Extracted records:

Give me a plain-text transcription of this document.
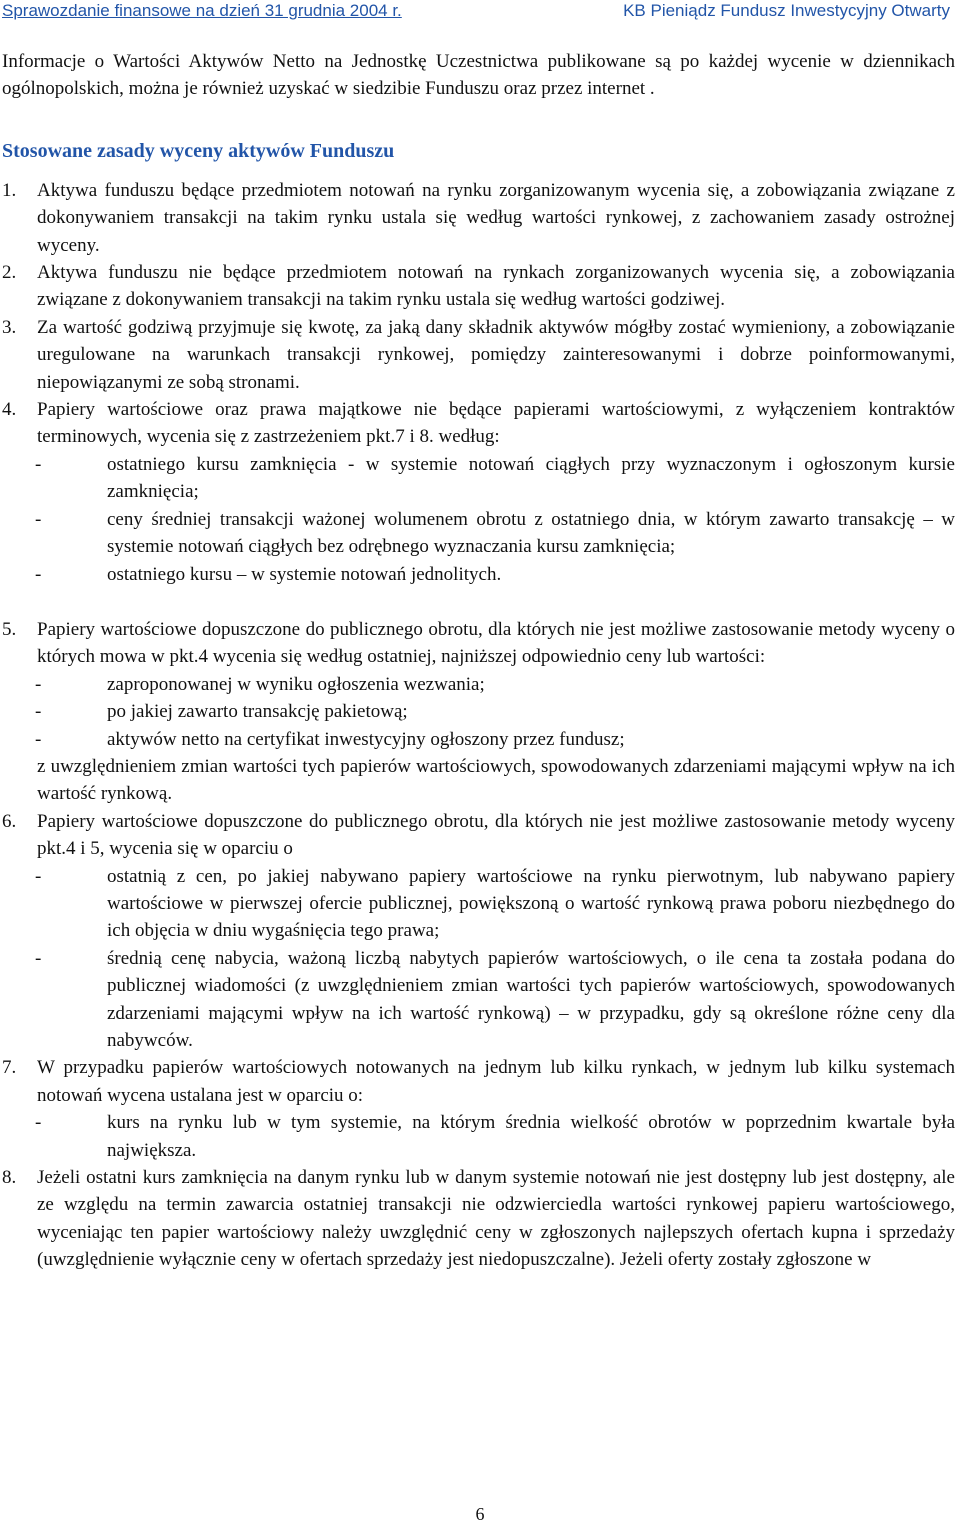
Sprawozdanie finansowe na dzień 31 grudnia 2004 r.	KB Pieniądz Fundusz Inwestycyjny Otwarty

Informacje o Wartości Aktywów Netto na Jednostkę Uczestnictwa publikowane są po każdej wycenie w dziennikach ogólnopolskich, można je również uzyskać w siedzibie Funduszu oraz przez internet .

Stosowane zasady wyceny aktywów Funduszu
1. Aktywa funduszu będące przedmiotem notowań na rynku zorganizowanym wycenia się, a zobowiązania związane z dokonywaniem transakcji na takim rynku ustala się według wartości rynkowej, z zachowaniem zasady ostrożnej wyceny.
2. Aktywa funduszu nie będące przedmiotem notowań na rynkach zorganizowanych wycenia się, a zobowiązania związane z dokonywaniem transakcji na takim rynku ustala się według wartości godziwej.
3. Za wartość godziwą przyjmuje się kwotę, za jaką dany składnik aktywów mógłby zostać wymieniony, a zobowiązanie uregulowane na warunkach transakcji rynkowej, pomiędzy zainteresowanymi i dobrze poinformowanymi, niepowiązanymi ze sobą stronami.
4. Papiery wartościowe oraz prawa majątkowe nie będące papierami wartościowymi, z wyłączeniem kontraktów terminowych, wycenia się z zastrzeżeniem pkt.7 i 8. według:
-	ostatniego kursu zamknięcia - w systemie notowań ciągłych przy wyznaczonym i ogłoszonym kursie zamknięcia;
-	ceny średniej transakcji ważonej wolumenem obrotu z ostatniego dnia, w którym zawarto transakcję – w systemie notowań ciągłych bez odrębnego wyznaczania kursu zamknięcia;
-	ostatniego kursu – w systemie notowań jednolitych.
5. Papiery wartościowe dopuszczone do publicznego obrotu, dla których nie jest możliwe zastosowanie metody wyceny o których mowa w pkt.4 wycenia się według ostatniej, najniższej odpowiednio ceny lub wartości:
-	zaproponowanej w wyniku ogłoszenia wezwania;
-	po jakiej zawarto transakcję pakietową;
-	aktywów netto na certyfikat inwestycyjny ogłoszony przez fundusz;
z uwzględnieniem zmian wartości tych papierów wartościowych, spowodowanych zdarzeniami mającymi wpływ na ich wartość rynkową.
6. Papiery wartościowe dopuszczone do publicznego obrotu, dla których nie jest możliwe zastosowanie metody wyceny pkt.4 i 5, wycenia się w oparciu o
-	ostatnią z cen, po jakiej nabywano papiery wartościowe na rynku pierwotnym, lub nabywano papiery wartościowe w pierwszej ofercie publicznej, powiększoną o wartość rynkową prawa poboru niezbędnego do ich objęcia w dniu wygaśnięcia tego prawa;
-	średnią cenę nabycia, ważoną liczbą nabytych papierów wartościowych, o ile cena ta została podana do publicznej wiadomości (z uwzględnieniem zmian wartości tych papierów wartościowych, spowodowanych zdarzeniami mającymi wpływ na ich wartość rynkową) – w przypadku, gdy są określone różne ceny dla nabywców.
7. W przypadku papierów wartościowych notowanych na jednym lub kilku rynkach, w jednym lub kilku systemach notowań wycena ustalana jest w oparciu o:
-	kurs na rynku lub w tym systemie, na którym średnia wielkość obrotów w poprzednim kwartale była największa.
8. Jeżeli ostatni kurs zamknięcia na danym rynku lub w danym systemie notowań nie jest dostępny lub jest dostępny, ale ze względu na termin zawarcia ostatniej transakcji nie odzwierciedla wartości rynkowej papieru wartościowego, wyceniając ten papier wartościowy należy uwzględnić ceny w zgłoszonych najlepszych ofertach kupna i sprzedaży (uwzględnienie wyłącznie ceny w ofertach sprzedaży jest niedopuszczalne). Jeżeli oferty zostały zgłoszone w
6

■ **PROBLEM STATEMENT**:
Pick out lines containing the word "ostatniego", each one as written.

■ **SOLVED PROBLEM**:
-	ostatniego kursu zamknięcia - w systemie notowań ciągłych przy wyznaczonym i ogłoszonym kursie zamknięcia;
-	ceny średniej transakcji ważonej wolumenem obrotu z ostatniego dnia, w którym zawarto transakcję – w systemie notowań ciągłych bez odrębnego wyznaczania kursu zamknięcia;
-	ostatniego kursu – w systemie notowań jednolitych.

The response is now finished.